• Source extract
The Fourth — Independence Day — is a federal holiday, which means government offices, banks, schools and the stock market will be closed as well as some other businesses.

Here’s where to find local Fourth of July celebrations from festivals to parades to fireworks.

Afton: The Fourth of July parade will be held at 1 p.m. Friday along Main Street. After the parade, there will be music, food and a bounce house in Town Square Park. For more information, go to aftonparade.com.

Apple Valley: The Apple Valley Freedom Days celebration features a fireworks display on Friday, following a pre-fireworks party at Johnny Cake Ridge Park East. The party is from 6 to 9:30 p.m., and the fireworks will begin around 9:30. For more information, go to applevalleymn.gov/297/Freedom-Days.

A girl holds a flag as she looks at the crowds gathering along St. Croix Trail in Afton from inside a trolly before the start of the Afton Fourth of July Parade on Monday, July 4, 2022. (John Autey / Pioneer Press)

• Supplied data
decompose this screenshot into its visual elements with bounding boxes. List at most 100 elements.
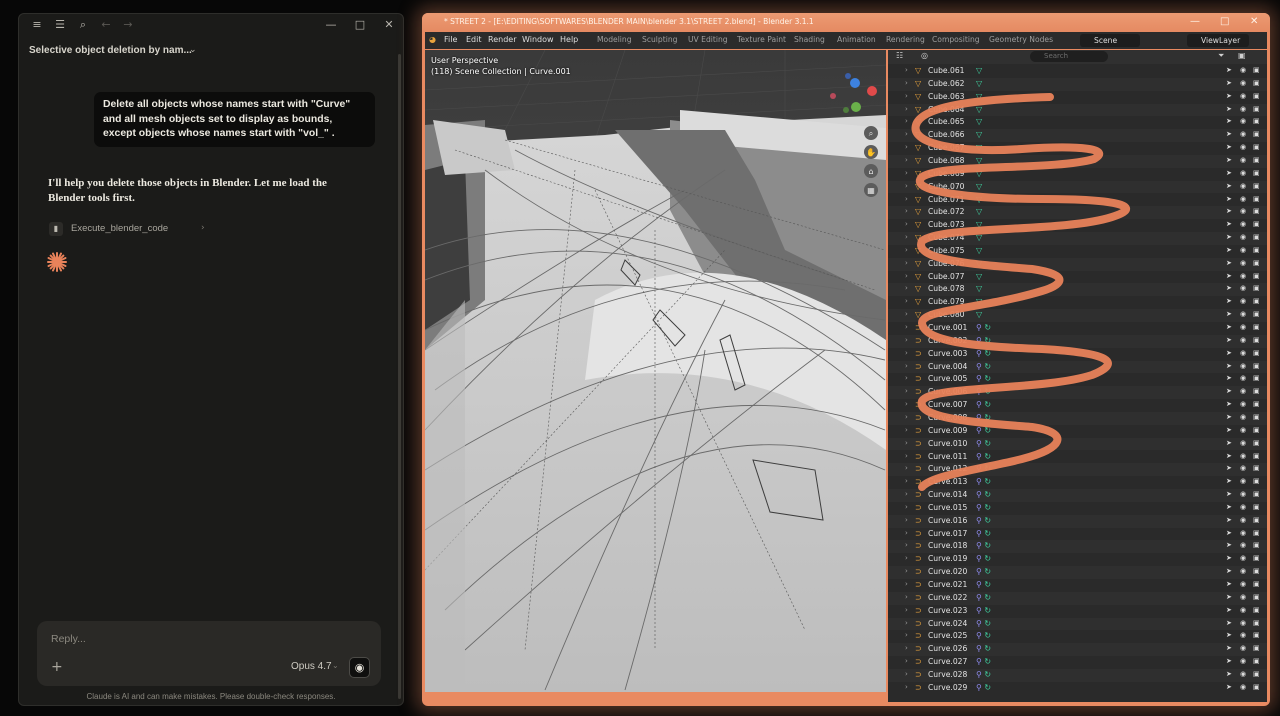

• Short problem
According to the Fourth of July text, when and where will the Afton parade be held? The listing has no connection to the Fourth of July text.

• Solution to the problem
At 1 p.m. Friday along Main Street.